## [Input data]
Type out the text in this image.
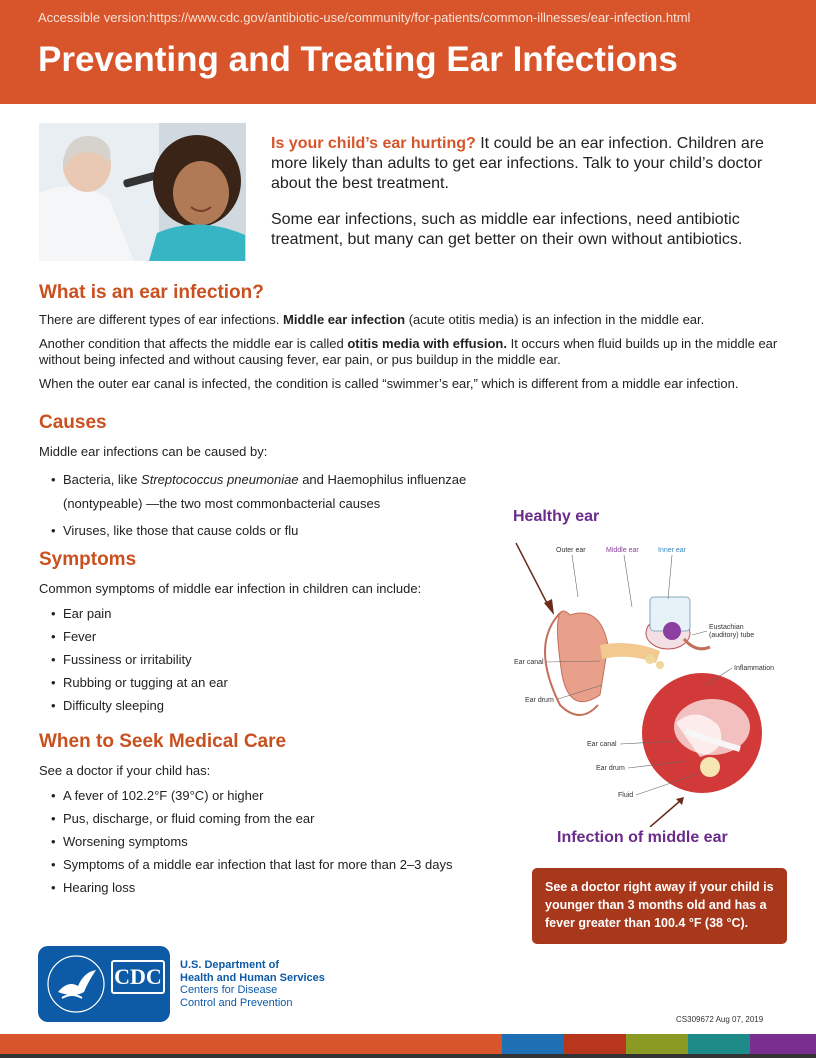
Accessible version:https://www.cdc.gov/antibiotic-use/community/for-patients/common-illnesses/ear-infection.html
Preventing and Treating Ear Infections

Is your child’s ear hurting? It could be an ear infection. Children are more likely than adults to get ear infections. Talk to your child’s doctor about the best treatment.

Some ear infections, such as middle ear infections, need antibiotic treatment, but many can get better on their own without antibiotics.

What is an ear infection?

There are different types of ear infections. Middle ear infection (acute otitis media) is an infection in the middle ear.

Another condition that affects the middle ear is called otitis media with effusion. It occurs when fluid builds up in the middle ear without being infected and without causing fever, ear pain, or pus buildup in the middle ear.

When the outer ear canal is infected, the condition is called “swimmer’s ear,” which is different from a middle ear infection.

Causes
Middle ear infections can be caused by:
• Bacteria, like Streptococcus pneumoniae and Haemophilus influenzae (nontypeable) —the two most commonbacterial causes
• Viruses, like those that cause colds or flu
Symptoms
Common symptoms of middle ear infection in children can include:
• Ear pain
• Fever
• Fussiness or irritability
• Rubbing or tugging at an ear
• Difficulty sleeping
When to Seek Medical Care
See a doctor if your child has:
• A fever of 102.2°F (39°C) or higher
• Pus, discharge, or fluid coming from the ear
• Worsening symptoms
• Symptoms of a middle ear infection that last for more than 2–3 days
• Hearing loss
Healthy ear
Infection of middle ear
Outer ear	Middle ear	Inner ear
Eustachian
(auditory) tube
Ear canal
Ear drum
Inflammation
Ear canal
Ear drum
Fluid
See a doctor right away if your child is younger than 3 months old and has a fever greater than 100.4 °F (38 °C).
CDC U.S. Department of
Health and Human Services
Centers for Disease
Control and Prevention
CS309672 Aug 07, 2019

--

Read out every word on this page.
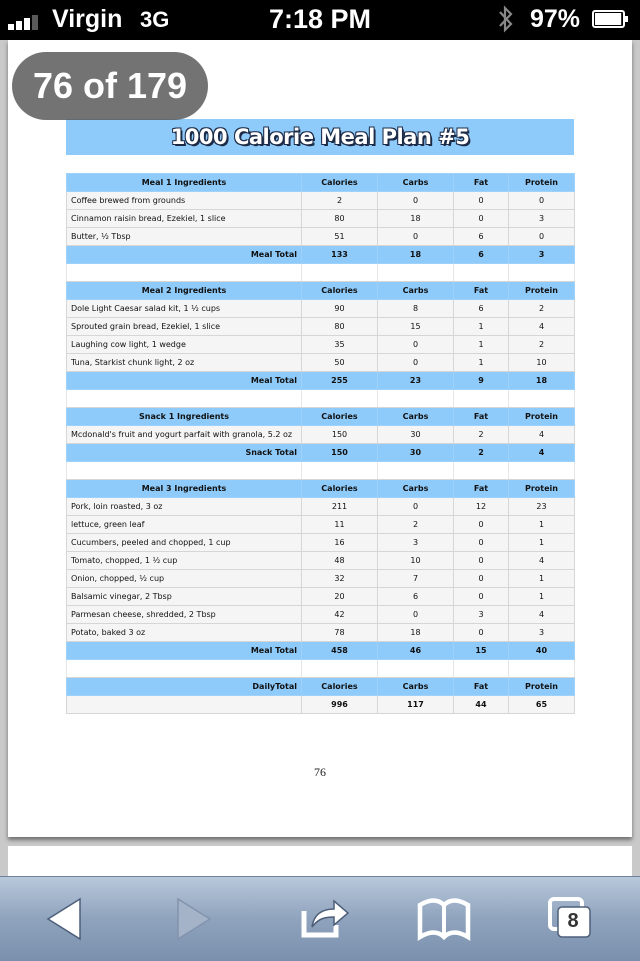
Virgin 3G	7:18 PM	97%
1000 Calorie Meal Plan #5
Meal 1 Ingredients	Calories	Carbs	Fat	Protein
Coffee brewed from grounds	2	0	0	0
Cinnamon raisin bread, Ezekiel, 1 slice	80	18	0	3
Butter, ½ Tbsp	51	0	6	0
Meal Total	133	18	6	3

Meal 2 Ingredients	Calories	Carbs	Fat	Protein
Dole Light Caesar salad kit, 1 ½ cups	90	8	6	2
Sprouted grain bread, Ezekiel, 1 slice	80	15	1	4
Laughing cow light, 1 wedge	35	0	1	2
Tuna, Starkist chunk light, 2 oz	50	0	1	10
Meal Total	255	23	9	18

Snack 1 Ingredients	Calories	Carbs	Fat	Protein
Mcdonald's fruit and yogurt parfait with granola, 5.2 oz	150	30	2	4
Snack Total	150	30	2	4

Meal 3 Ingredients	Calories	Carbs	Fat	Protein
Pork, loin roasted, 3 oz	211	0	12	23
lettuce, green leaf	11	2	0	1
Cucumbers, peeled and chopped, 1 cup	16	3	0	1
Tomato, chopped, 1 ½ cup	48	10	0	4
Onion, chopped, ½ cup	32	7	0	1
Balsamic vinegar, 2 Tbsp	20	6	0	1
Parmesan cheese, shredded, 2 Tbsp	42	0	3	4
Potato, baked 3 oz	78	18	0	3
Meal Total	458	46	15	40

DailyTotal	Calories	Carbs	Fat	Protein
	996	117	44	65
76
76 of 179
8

## [Work instruction]
What is the number of lines in the data that contain "this"? Write that number and nothing else.

## [Response area]
2